Information provided:

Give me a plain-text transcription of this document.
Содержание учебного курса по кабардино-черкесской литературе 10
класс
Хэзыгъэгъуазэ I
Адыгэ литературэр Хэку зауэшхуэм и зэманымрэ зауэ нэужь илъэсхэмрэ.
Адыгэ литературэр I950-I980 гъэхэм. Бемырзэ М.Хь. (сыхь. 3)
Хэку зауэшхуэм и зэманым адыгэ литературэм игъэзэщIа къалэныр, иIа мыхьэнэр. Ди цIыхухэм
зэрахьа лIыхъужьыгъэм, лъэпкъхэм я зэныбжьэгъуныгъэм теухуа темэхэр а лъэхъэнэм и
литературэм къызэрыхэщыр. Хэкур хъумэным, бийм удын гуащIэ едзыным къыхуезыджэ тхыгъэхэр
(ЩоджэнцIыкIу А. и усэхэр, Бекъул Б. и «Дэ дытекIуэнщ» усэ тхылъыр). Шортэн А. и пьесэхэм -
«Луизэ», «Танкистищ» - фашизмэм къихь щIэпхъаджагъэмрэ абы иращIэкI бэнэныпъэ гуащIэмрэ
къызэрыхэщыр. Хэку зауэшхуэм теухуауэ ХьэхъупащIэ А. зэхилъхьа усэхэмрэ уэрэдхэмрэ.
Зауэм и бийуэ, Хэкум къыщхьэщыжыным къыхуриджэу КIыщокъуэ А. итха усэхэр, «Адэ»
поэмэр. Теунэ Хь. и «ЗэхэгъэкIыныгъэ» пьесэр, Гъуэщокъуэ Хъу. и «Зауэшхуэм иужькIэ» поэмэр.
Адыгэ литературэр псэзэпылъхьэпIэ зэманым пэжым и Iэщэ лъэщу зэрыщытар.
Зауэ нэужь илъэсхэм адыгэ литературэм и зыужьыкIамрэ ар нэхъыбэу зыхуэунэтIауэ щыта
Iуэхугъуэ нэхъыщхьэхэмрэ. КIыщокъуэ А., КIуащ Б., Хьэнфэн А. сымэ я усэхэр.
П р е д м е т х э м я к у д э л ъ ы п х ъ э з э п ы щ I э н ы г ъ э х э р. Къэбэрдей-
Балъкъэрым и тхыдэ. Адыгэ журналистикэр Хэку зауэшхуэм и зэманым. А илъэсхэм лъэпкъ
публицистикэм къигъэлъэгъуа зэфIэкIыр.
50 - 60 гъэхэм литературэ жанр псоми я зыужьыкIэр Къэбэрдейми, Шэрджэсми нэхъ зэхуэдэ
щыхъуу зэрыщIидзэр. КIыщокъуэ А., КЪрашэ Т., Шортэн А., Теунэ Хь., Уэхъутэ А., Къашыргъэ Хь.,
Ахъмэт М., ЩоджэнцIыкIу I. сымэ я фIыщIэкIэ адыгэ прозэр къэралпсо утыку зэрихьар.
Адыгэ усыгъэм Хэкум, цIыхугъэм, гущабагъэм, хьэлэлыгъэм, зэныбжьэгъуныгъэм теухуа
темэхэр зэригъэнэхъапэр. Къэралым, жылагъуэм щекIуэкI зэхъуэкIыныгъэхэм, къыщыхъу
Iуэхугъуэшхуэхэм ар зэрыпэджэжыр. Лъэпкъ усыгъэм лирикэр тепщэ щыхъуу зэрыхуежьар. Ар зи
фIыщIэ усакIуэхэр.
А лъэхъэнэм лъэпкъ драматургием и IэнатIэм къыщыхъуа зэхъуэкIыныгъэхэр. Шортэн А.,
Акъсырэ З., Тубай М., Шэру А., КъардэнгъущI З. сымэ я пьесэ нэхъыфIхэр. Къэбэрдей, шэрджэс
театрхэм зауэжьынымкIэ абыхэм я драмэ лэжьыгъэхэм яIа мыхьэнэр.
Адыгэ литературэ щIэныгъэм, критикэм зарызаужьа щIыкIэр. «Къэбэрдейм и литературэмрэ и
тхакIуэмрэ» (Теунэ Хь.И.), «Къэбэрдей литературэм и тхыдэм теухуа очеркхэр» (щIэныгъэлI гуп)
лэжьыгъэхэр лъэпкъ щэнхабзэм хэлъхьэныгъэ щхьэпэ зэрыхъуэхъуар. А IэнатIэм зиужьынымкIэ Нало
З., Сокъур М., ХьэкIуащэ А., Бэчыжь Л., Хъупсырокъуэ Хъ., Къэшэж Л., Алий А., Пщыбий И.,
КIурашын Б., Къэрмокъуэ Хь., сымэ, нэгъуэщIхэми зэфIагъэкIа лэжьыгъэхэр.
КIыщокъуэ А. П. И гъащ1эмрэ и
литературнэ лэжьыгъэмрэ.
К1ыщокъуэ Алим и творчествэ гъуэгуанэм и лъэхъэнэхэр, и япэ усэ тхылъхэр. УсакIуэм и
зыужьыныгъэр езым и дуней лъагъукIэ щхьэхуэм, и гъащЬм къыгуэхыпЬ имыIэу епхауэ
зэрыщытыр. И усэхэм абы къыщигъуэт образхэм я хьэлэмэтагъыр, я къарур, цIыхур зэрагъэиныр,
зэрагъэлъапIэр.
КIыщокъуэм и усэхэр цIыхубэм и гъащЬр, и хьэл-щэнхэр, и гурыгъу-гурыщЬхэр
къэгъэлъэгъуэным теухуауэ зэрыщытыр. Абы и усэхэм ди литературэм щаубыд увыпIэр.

Task to complete: Every line above needs to be retyped exactly.

Response to this task:
Give me a plain-text transcription of this document.
Содержание учебного курса по кабардино-черкесской литературе 10
класс
Хэзыгъэгъуазэ I
Адыгэ литературэр Хэку зауэшхуэм и зэманымрэ зауэ нэужь илъэсхэмрэ.
Адыгэ литературэр I950-I980 гъэхэм. Бемырзэ М.Хь. (сыхь. 3)
Хэку зауэшхуэм и зэманым адыгэ литературэм игъэзэщIа къалэныр, иIа мыхьэнэр. Ди цIыхухэм
зэрахьа лIыхъужьыгъэм, лъэпкъхэм я зэныбжьэгъуныгъэм теухуа темэхэр а лъэхъэнэм и
литературэм къызэрыхэщыр. Хэкур хъумэным, бийм удын гуащIэ едзыным къыхуезыджэ тхыгъэхэр
(ЩоджэнцIыкIу А. и усэхэр, Бекъул Б. и «Дэ дытекIуэнщ» усэ тхылъыр). Шортэн А. и пьесэхэм -
«Луизэ», «Танкистищ» - фашизмэм къихь щIэпхъаджагъэмрэ абы иращIэкI бэнэныпъэ гуащIэмрэ
къызэрыхэщыр. Хэку зауэшхуэм теухуауэ ХьэхъупащIэ А. зэхилъхьа усэхэмрэ уэрэдхэмрэ.
Зауэм и бийуэ, Хэкум къыщхьэщыжыным къыхуриджэу КIыщокъуэ А. итха усэхэр, «Адэ»
поэмэр. Теунэ Хь. и «ЗэхэгъэкIыныгъэ» пьесэр, Гъуэщокъуэ Хъу. и «Зауэшхуэм иужькIэ» поэмэр.
Адыгэ литературэр псэзэпылъхьэпIэ зэманым пэжым и Iэщэ лъэщу зэрыщытар.
Зауэ нэужь илъэсхэм адыгэ литературэм и зыужьыкIамрэ ар нэхъыбэу зыхуэунэтIауэ щыта
Iуэхугъуэ нэхъыщхьэхэмрэ. КIыщокъуэ А., КIуащ Б., Хьэнфэн А. сымэ я усэхэр.
П р е д м е т х э м я к у д э л ъ ы п х ъ э з э п ы щ I э н ы г ъ э х э р. Къэбэрдей-
Балъкъэрым и тхыдэ. Адыгэ журналистикэр Хэку зауэшхуэм и зэманым. А илъэсхэм лъэпкъ
публицистикэм къигъэлъэгъуа зэфIэкIыр.
50 - 60 гъэхэм литературэ жанр псоми я зыужьыкIэр Къэбэрдейми, Шэрджэсми нэхъ зэхуэдэ
щыхъуу зэрыщIидзэр. КIыщокъуэ А., КЪрашэ Т., Шортэн А., Теунэ Хь., Уэхъутэ А., Къашыргъэ Хь.,
Ахъмэт М., ЩоджэнцIыкIу I. сымэ я фIыщIэкIэ адыгэ прозэр къэралпсо утыку зэрихьар.
Адыгэ усыгъэм Хэкум, цIыхугъэм, гущабагъэм, хьэлэлыгъэм, зэныбжьэгъуныгъэм теухуа
темэхэр зэригъэнэхъапэр. Къэралым, жылагъуэм щекIуэкI зэхъуэкIыныгъэхэм, къыщыхъу
Iуэхугъуэшхуэхэм ар зэрыпэджэжыр. Лъэпкъ усыгъэм лирикэр тепщэ щыхъуу зэрыхуежьар. Ар зи
фIыщIэ усакIуэхэр.
А лъэхъэнэм лъэпкъ драматургием и IэнатIэм къыщыхъуа зэхъуэкIыныгъэхэр. Шортэн А.,
Акъсырэ З., Тубай М., Шэру А., КъардэнгъущI З. сымэ я пьесэ нэхъыфIхэр. Къэбэрдей, шэрджэс
театрхэм зауэжьынымкIэ абыхэм я драмэ лэжьыгъэхэм яIа мыхьэнэр.
Адыгэ литературэ щIэныгъэм, критикэм зарызаужьа щIыкIэр. «Къэбэрдейм и литературэмрэ и
тхакIуэмрэ» (Теунэ Хь.И.), «Къэбэрдей литературэм и тхыдэм теухуа очеркхэр» (щIэныгъэлI гуп)
лэжьыгъэхэр лъэпкъ щэнхабзэм хэлъхьэныгъэ щхьэпэ зэрыхъуэхъуар. А IэнатIэм зиужьынымкIэ Нало
З., Сокъур М., ХьэкIуащэ А., Бэчыжь Л., Хъупсырокъуэ Хъ., Къэшэж Л., Алий А., Пщыбий И.,
КIурашын Б., Къэрмокъуэ Хь., сымэ, нэгъуэщIхэми зэфIагъэкIа лэжьыгъэхэр.
КIыщокъуэ А. П. И гъащ1эмрэ и
литературнэ лэжьыгъэмрэ.
К1ыщокъуэ Алим и творчествэ гъуэгуанэм и лъэхъэнэхэр, и япэ усэ тхылъхэр. УсакIуэм и
зыужьыныгъэр езым и дуней лъагъукIэ щхьэхуэм, и гъащЬм къыгуэхыпЬ имыIэу епхауэ
зэрыщытыр. И усэхэм абы къыщигъуэт образхэм я хьэлэмэтагъыр, я къарур, цIыхур зэрагъэиныр,
зэрагъэлъапIэр.
КIыщокъуэм и усэхэр цIыхубэм и гъащЬр, и хьэл-щэнхэр, и гурыгъу-гурыщЬхэр
къэгъэлъэгъуэным теухуауэ зэрыщытыр. Абы и усэхэм ди литературэм щаубыд увыпIэр.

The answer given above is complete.